▶ [WHAT IS NEEDED]: Search the data for "Vörta". Return each matching line.
┌────────
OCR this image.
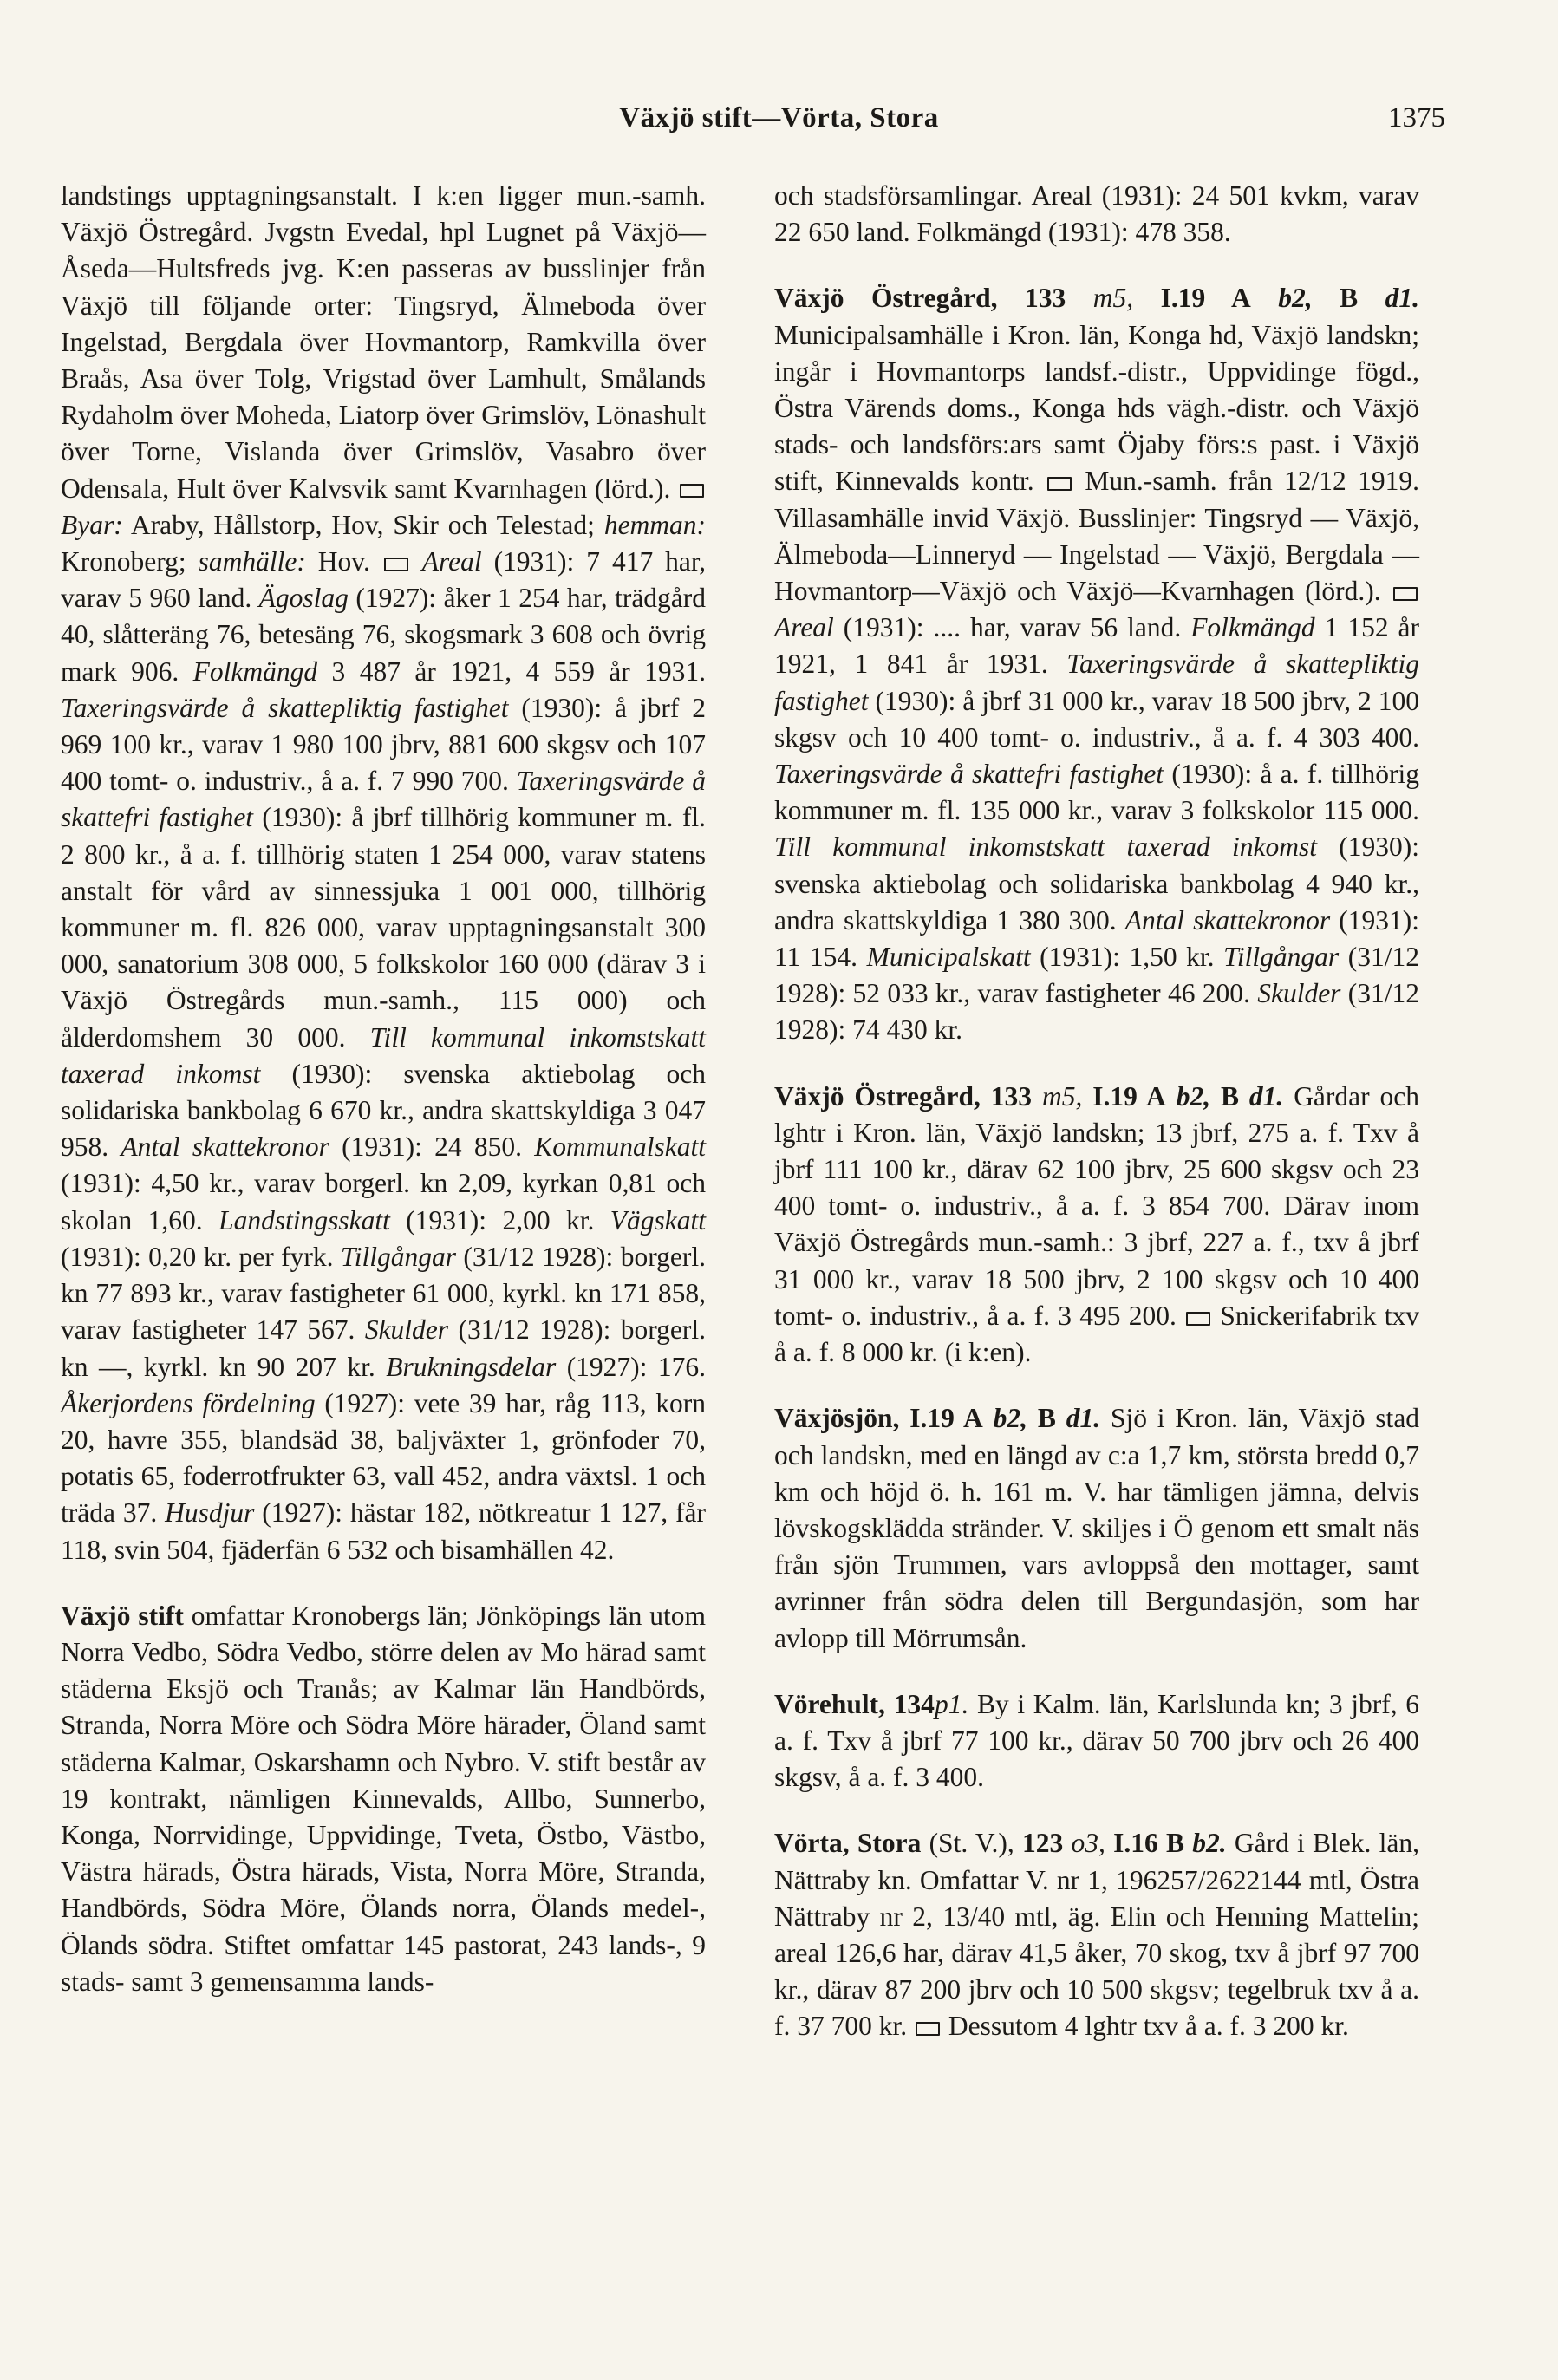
Växjö stift—Vörta, Stora	1375

landstings upptagningsanstalt. I k:en ligger mun.-samh. Växjö Östregård. Jvgstn Evedal, hpl Lugnet på Växjö—Åseda—Hultsfreds jvg. K:en passeras av busslinjer från Växjö till följande orter: Tingsryd, Älmeboda över Ingelstad, Bergdala över Hovmantorp, Ramkvilla över Braås, Asa över Tolg, Vrigstad över Lamhult, Smålands Rydaholm över Moheda, Liatorp över Grimslöv, Lönashult över Torne, Vislanda över Grimslöv, Vasabro över Odensala, Hult över Kalvsvik samt Kvarnhagen (lörd.).  Byar: Araby, Hållstorp, Hov, Skir och Telestad; hemman: Kronoberg; samhälle: Hov. Areal (1931): 7 417 har, varav 5 960 land. Ägoslag (1927): åker 1 254 har, trädgård 40, slåtteräng 76, betesäng 76, skogsmark 3 608 och övrig mark 906. Folkmängd 3 487 år 1921, 4 559 år 1931. Taxeringsvärde å skattepliktig fastighet (1930): å jbrf 2 969 100 kr., varav 1 980 100 jbrv, 881 600 skgsv och 107 400 tomt- o. industriv., å a. f. 7 990 700. Taxeringsvärde å skattefri fastighet (1930): å jbrf tillhörig kommuner m. fl. 2 800 kr., å a. f. tillhörig staten 1 254 000, varav statens anstalt för vård av sinnessjuka 1 001 000, tillhörig kommuner m. fl. 826 000, varav upptagningsanstalt 300 000, sanatorium 308 000, 5 folkskolor 160 000 (därav 3 i Växjö Östregårds mun.-samh., 115 000) och ålderdomshem 30 000. Till kommunal inkomstskatt taxerad inkomst (1930): svenska aktiebolag och solidariska bankbolag 6 670 kr., andra skattskyldiga 3 047 958. Antal skattekronor (1931): 24 850. Kommunalskatt (1931): 4,50 kr., varav borgerl. kn 2,09, kyrkan 0,81 och skolan 1,60. Landstingsskatt (1931): 2,00 kr. Vägskatt (1931): 0,20 kr. per fyrk. Tillgångar (31/12 1928): borgerl. kn 77 893 kr., varav fastigheter 61 000, kyrkl. kn 171 858, varav fastigheter 147 567. Skulder (31/12 1928): borgerl. kn —, kyrkl. kn 90 207 kr. Brukningsdelar (1927): 176. Åkerjordens fördelning (1927): vete 39 har, råg 113, korn 20, havre 355, blandsäd 38, baljväxter 1, grönfoder 70, potatis 65, foderrotfrukter 63, vall 452, andra växtsl. 1 och träda 37. Husdjur (1927): hästar 182, nötkreatur 1 127, får 118, svin 504, fjäderfän 6 532 och bisamhällen 42.

Växjö stift omfattar Kronobergs län; Jönköpings län utom Norra Vedbo, Södra Vedbo, större delen av Mo härad samt städerna Eksjö och Tranås; av Kalmar län Handbörds, Stranda, Norra Möre och Södra Möre härader, Öland samt städerna Kalmar, Oskarshamn och Nybro. V. stift består av 19 kontrakt, nämligen Kinnevalds, Allbo, Sunnerbo, Konga, Norrvidinge, Uppvidinge, Tveta, Östbo, Västbo, Västra härads, Östra härads, Vista, Norra Möre, Stranda, Handbörds, Södra Möre, Ölands norra, Ölands medel-, Ölands södra. Stiftet omfattar 145 pastorat, 243 lands-, 9 stads- samt 3 gemensamma lands-

och stadsförsamlingar. Areal (1931): 24 501 kvkm, varav 22 650 land. Folkmängd (1931): 478 358.

Växjö Östregård, 133 m5, I.19 A b2, B d1. Municipalsamhälle i Kron. län, Konga hd, Växjö landskn; ingår i Hovmantorps landsf.-distr., Uppvidinge fögd., Östra Värends doms., Konga hds vägh.-distr. och Växjö stads- och landsförs:ars samt Öjaby förs:s past. i Växjö stift, Kinnevalds kontr. Mun.-samh. från 12/12 1919. Villasamhälle invid Växjö. Busslinjer: Tingsryd — Växjö, Älmeboda—Linneryd — Ingelstad — Växjö, Bergdala — Hovmantorp—Växjö och Växjö—Kvarnhagen (lörd.).  Areal (1931): .... har, varav 56 land. Folkmängd 1 152 år 1921, 1 841 år 1931. Taxeringsvärde å skattepliktig fastighet (1930): å jbrf 31 000 kr., varav 18 500 jbrv, 2 100 skgsv och 10 400 tomt- o. industriv., å a. f. 4 303 400. Taxeringsvärde å skattefri fastighet (1930): å a. f. tillhörig kommuner m. fl. 135 000 kr., varav 3 folkskolor 115 000. Till kommunal inkomstskatt taxerad inkomst (1930): svenska aktiebolag och solidariska bankbolag 4 940 kr., andra skattskyldiga 1 380 300. Antal skattekronor (1931): 11 154. Municipalskatt (1931): 1,50 kr. Tillgångar (31/12 1928): 52 033 kr., varav fastigheter 46 200. Skulder (31/12 1928): 74 430 kr.

Växjö Östregård, 133 m5, I.19 A b2, B d1. Gårdar och lghtr i Kron. län, Växjö landskn; 13 jbrf, 275 a. f. Txv å jbrf 111 100 kr., därav 62 100 jbrv, 25 600 skgsv och 23 400 tomt- o. industriv., å a. f. 3 854 700. Därav inom Växjö Östregårds mun.-samh.: 3 jbrf, 227 a. f., txv å jbrf 31 000 kr., varav 18 500 jbrv, 2 100 skgsv och 10 400 tomt- o. industriv., å a. f. 3 495 200. Snickerifabrik txv å a. f. 8 000 kr. (i k:en).

Växjösjön, I.19 A b2, B d1. Sjö i Kron. län, Växjö stad och landskn, med en längd av c:a 1,7 km, största bredd 0,7 km och höjd ö. h. 161 m. V. har tämligen jämna, delvis lövskogsklädda stränder. V. skiljes i Ö genom ett smalt näs från sjön Trummen, vars avloppså den mottager, samt avrinner från södra delen till Bergundasjön, som har avlopp till Mörrumsån.

Vörehult, 134p1. By i Kalm. län, Karlslunda kn; 3 jbrf, 6 a. f. Txv å jbrf 77 100 kr., därav 50 700 jbrv och 26 400 skgsv, å a. f. 3 400.

Vörta, Stora (St. V.), 123 o3, I.16 B b2. Gård i Blek. län, Nättraby kn. Omfattar V. nr 1, 196257/2622144 mtl, Östra Nättraby nr 2, 13/40 mtl, äg. Elin och Henning Mattelin; areal 126,6 har, därav 41,5 åker, 70 skog, txv å jbrf 97 700 kr., därav 87 200 jbrv och 10 500 skgsv; tegelbruk txv å a. f. 37 700 kr. Dessutom 4 lghtr txv å a. f. 3 200 kr.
└────────
▶ [EXERCISE ANSWER]:
Växjö stift—Vörta, Stora	1375
Vörta, Stora (St. V.), 123 o3, I.16 B b2. Gård i Blek. län, Nättraby kn. Omfattar V. nr 1, 196257/2622144 mtl, Östra Nättraby nr 2, 13/40 mtl, äg. Elin och Henning Mattelin; areal 126,6 har, därav 41,5 åker, 70 skog, txv å jbrf 97 700 kr., därav 87 200 jbrv och 10 500 skgsv; tegelbruk txv å a. f. 37 700 kr. Dessutom 4 lghtr txv å a. f. 3 200 kr.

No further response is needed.